WHAT THIS TASK INVOLVES: Write the data out again exactly, dropping any images it holds.

--- BEGIN ---

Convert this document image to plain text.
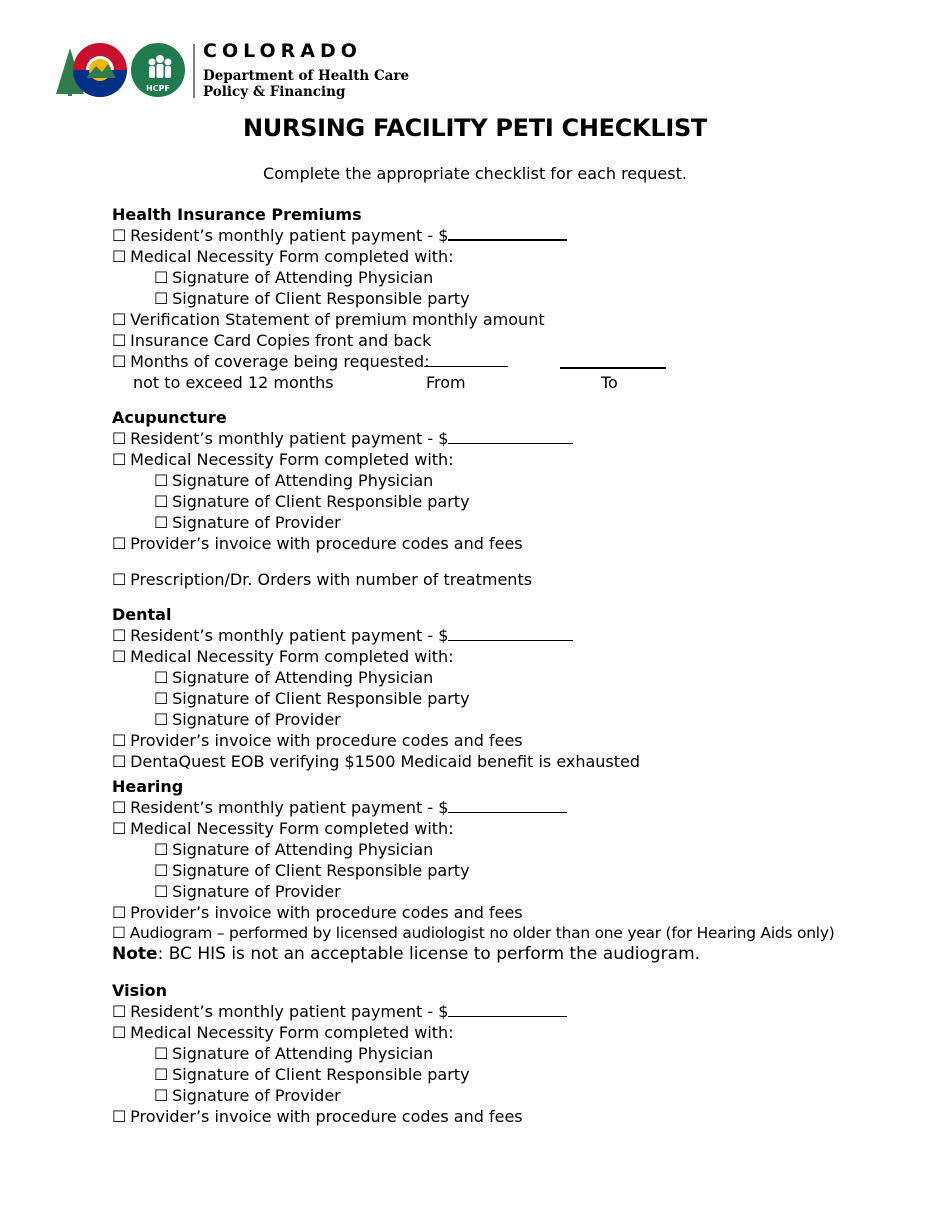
HCPF
COLORADO
Department of Health Care
Policy & Financing
NURSING FACILITY PETI CHECKLIST
Complete the appropriate checklist for each request.
Health Insurance Premiums
☐ Resident’s monthly patient payment - $
☐ Medical Necessity Form completed with:
☐ Signature of Attending Physician
☐ Signature of Client Responsible party
☐ Verification Statement of premium monthly amount
☐ Insurance Card Copies front and back
☐ Months of coverage being requested:
not to exceed 12 months	From	To
Acupuncture
☐ Resident’s monthly patient payment - $
☐ Medical Necessity Form completed with:
☐ Signature of Attending Physician
☐ Signature of Client Responsible party
☐ Signature of Provider
☐ Provider’s invoice with procedure codes and fees
☐ Prescription/Dr. Orders with number of treatments
Dental
☐ Resident’s monthly patient payment - $
☐ Medical Necessity Form completed with:
☐ Signature of Attending Physician
☐ Signature of Client Responsible party
☐ Signature of Provider
☐ Provider’s invoice with procedure codes and fees
☐ DentaQuest EOB verifying $1500 Medicaid benefit is exhausted
Hearing
☐ Resident’s monthly patient payment - $
☐ Medical Necessity Form completed with:
☐ Signature of Attending Physician
☐ Signature of Client Responsible party
☐ Signature of Provider
☐ Provider’s invoice with procedure codes and fees
☐ Audiogram – performed by licensed audiologist no older than one year (for Hearing Aids only)
Note: BC HIS is not an acceptable license to perform the audiogram.
Vision
☐ Resident’s monthly patient payment - $
☐ Medical Necessity Form completed with:
☐ Signature of Attending Physician
☐ Signature of Client Responsible party
☐ Signature of Provider
☐ Provider’s invoice with procedure codes and fees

--- END ---

SOLUTION TO THIS EXERCISE:
Convert this document image to plain text.
HCPF
COLORADO
Department of Health Care
Policy & Financing
NURSING FACILITY PETI CHECKLIST
Complete the appropriate checklist for each request.
Health Insurance Premiums
☐ Resident’s monthly patient payment - $
☐ Medical Necessity Form completed with:
☐ Signature of Attending Physician
☐ Signature of Client Responsible party
☐ Verification Statement of premium monthly amount
☐ Insurance Card Copies front and back
☐ Months of coverage being requested:
not to exceed 12 months	From	To
Acupuncture
☐ Resident’s monthly patient payment - $
☐ Medical Necessity Form completed with:
☐ Signature of Attending Physician
☐ Signature of Client Responsible party
☐ Signature of Provider
☐ Provider’s invoice with procedure codes and fees
☐ Prescription/Dr. Orders with number of treatments
Dental
☐ Resident’s monthly patient payment - $
☐ Medical Necessity Form completed with:
☐ Signature of Attending Physician
☐ Signature of Client Responsible party
☐ Signature of Provider
☐ Provider’s invoice with procedure codes and fees
☐ DentaQuest EOB verifying $1500 Medicaid benefit is exhausted
Hearing
☐ Resident’s monthly patient payment - $
☐ Medical Necessity Form completed with:
☐ Signature of Attending Physician
☐ Signature of Client Responsible party
☐ Signature of Provider
☐ Provider’s invoice with procedure codes and fees
☐ Audiogram – performed by licensed audiologist no older than one year (for Hearing Aids only)
Note: BC HIS is not an acceptable license to perform the audiogram.
Vision
☐ Resident’s monthly patient payment - $
☐ Medical Necessity Form completed with:
☐ Signature of Attending Physician
☐ Signature of Client Responsible party
☐ Signature of Provider
☐ Provider’s invoice with procedure codes and fees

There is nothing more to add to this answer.